(Written exercise) Transcribe the lines below verbatim, skipping the images.

(Data listing)

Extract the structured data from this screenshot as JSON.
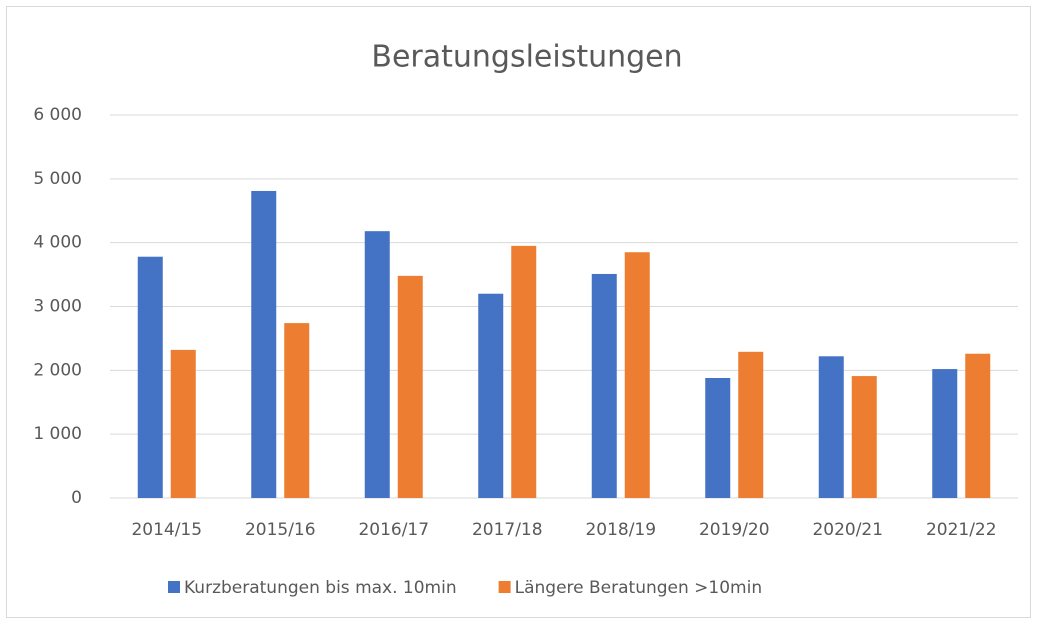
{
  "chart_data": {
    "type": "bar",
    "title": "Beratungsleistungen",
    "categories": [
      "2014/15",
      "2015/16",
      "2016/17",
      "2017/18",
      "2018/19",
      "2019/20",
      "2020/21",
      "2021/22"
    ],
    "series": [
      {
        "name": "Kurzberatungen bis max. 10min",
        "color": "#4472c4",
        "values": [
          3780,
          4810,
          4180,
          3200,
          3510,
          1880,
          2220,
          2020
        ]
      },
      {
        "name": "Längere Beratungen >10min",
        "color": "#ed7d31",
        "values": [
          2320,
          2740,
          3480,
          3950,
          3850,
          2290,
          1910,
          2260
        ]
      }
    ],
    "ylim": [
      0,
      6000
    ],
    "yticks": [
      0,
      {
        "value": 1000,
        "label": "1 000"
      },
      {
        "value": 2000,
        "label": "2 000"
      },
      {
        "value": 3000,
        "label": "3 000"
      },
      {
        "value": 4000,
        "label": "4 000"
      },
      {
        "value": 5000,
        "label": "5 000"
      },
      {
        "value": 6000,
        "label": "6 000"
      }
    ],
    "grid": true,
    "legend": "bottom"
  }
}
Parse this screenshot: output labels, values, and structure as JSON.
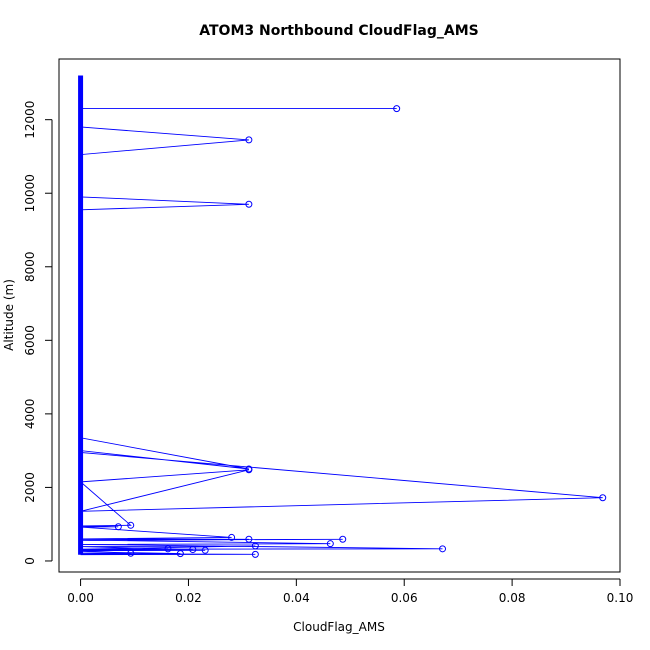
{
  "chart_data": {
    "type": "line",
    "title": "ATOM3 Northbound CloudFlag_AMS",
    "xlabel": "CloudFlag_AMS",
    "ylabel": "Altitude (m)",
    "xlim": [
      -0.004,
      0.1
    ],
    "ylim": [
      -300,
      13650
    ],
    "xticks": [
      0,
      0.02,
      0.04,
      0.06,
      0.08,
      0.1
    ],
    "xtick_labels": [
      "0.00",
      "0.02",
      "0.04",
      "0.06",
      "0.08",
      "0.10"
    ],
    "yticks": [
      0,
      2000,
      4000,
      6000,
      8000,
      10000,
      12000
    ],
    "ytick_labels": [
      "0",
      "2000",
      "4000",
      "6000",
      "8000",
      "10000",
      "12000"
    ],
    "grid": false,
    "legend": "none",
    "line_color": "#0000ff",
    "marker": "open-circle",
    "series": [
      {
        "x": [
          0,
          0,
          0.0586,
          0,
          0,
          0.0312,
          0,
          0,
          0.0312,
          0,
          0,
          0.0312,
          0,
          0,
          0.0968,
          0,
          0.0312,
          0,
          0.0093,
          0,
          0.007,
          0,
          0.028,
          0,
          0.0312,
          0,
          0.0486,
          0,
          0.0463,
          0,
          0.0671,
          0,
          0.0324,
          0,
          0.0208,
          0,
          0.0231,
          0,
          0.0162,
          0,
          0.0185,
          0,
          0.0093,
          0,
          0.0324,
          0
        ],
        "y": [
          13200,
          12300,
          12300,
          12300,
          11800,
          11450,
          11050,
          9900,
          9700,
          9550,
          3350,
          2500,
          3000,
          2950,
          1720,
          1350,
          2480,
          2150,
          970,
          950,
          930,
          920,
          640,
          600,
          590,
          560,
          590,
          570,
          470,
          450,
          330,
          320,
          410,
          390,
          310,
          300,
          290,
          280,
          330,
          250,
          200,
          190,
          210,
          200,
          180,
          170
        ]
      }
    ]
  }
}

(Completed task)
Extract the structured data from this screenshot as JSON.
{
  "chart_data": {
    "type": "bar",
    "title": "Beratungsleistungen",
    "categories": [
      "2014/15",
      "2015/16",
      "2016/17",
      "2017/18",
      "2018/19",
      "2019/20",
      "2020/21",
      "2021/22"
    ],
    "series": [
      {
        "name": "Kurzberatungen bis max. 10min",
        "color": "#4472c4",
        "values": [
          3780,
          4810,
          4180,
          3200,
          3510,
          1880,
          2220,
          2020
        ]
      },
      {
        "name": "Längere Beratungen >10min",
        "color": "#ed7d31",
        "values": [
          2320,
          2740,
          3480,
          3950,
          3850,
          2290,
          1910,
          2260
        ]
      }
    ],
    "ylim": [
      0,
      6000
    ],
    "yticks": [
      0,
      {
        "value": 1000,
        "label": "1 000"
      },
      {
        "value": 2000,
        "label": "2 000"
      },
      {
        "value": 3000,
        "label": "3 000"
      },
      {
        "value": 4000,
        "label": "4 000"
      },
      {
        "value": 5000,
        "label": "5 000"
      },
      {
        "value": 6000,
        "label": "6 000"
      }
    ],
    "grid": true,
    "legend": "bottom"
  }
}
Parse this screenshot: output labels, values, and structure as JSON.
{
  "chart_data": {
    "type": "line",
    "title": "ATOM3 Northbound CloudFlag_AMS",
    "xlabel": "CloudFlag_AMS",
    "ylabel": "Altitude (m)",
    "xlim": [
      -0.004,
      0.1
    ],
    "ylim": [
      -300,
      13650
    ],
    "xticks": [
      0,
      0.02,
      0.04,
      0.06,
      0.08,
      0.1
    ],
    "xtick_labels": [
      "0.00",
      "0.02",
      "0.04",
      "0.06",
      "0.08",
      "0.10"
    ],
    "yticks": [
      0,
      2000,
      4000,
      6000,
      8000,
      10000,
      12000
    ],
    "ytick_labels": [
      "0",
      "2000",
      "4000",
      "6000",
      "8000",
      "10000",
      "12000"
    ],
    "grid": false,
    "legend": "none",
    "line_color": "#0000ff",
    "marker": "open-circle",
    "series": [
      {
        "x": [
          0,
          0,
          0.0586,
          0,
          0,
          0.0312,
          0,
          0,
          0.0312,
          0,
          0,
          0.0312,
          0,
          0,
          0.0968,
          0,
          0.0312,
          0,
          0.0093,
          0,
          0.007,
          0,
          0.028,
          0,
          0.0312,
          0,
          0.0486,
          0,
          0.0463,
          0,
          0.0671,
          0,
          0.0324,
          0,
          0.0208,
          0,
          0.0231,
          0,
          0.0162,
          0,
          0.0185,
          0,
          0.0093,
          0,
          0.0324,
          0
        ],
        "y": [
          13200,
          12300,
          12300,
          12300,
          11800,
          11450,
          11050,
          9900,
          9700,
          9550,
          3350,
          2500,
          3000,
          2950,
          1720,
          1350,
          2480,
          2150,
          970,
          950,
          930,
          920,
          640,
          600,
          590,
          560,
          590,
          570,
          470,
          450,
          330,
          320,
          410,
          390,
          310,
          300,
          290,
          280,
          330,
          250,
          200,
          190,
          210,
          200,
          180,
          170
        ]
      }
    ]
  }
}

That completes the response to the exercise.